Requirement:
Reproduce all records verbatim.
══ Records supplied ══
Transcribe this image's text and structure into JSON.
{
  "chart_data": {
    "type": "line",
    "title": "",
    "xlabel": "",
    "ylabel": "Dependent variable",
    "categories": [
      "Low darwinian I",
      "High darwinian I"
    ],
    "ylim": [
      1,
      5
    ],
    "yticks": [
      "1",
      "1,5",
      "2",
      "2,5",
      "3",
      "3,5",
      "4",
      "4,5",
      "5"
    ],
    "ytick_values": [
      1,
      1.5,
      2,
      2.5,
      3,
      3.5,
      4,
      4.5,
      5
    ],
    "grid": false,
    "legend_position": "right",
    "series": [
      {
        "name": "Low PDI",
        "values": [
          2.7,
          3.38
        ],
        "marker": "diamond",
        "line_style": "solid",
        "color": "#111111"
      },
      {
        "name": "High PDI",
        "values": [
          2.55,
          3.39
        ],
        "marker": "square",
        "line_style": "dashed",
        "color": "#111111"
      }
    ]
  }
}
═══
Task solution:
Transcribe this image's text and structure into JSON.
{
  "chart_data": {
    "type": "line",
    "title": "",
    "xlabel": "",
    "ylabel": "Dependent variable",
    "categories": [
      "Low darwinian I",
      "High darwinian I"
    ],
    "ylim": [
      1,
      5
    ],
    "yticks": [
      "1",
      "1,5",
      "2",
      "2,5",
      "3",
      "3,5",
      "4",
      "4,5",
      "5"
    ],
    "ytick_values": [
      1,
      1.5,
      2,
      2.5,
      3,
      3.5,
      4,
      4.5,
      5
    ],
    "grid": false,
    "legend_position": "right",
    "series": [
      {
        "name": "Low PDI",
        "values": [
          2.7,
          3.38
        ],
        "marker": "diamond",
        "line_style": "solid",
        "color": "#111111"
      },
      {
        "name": "High PDI",
        "values": [
          2.55,
          3.39
        ],
        "marker": "square",
        "line_style": "dashed",
        "color": "#111111"
      }
    ]
  }
}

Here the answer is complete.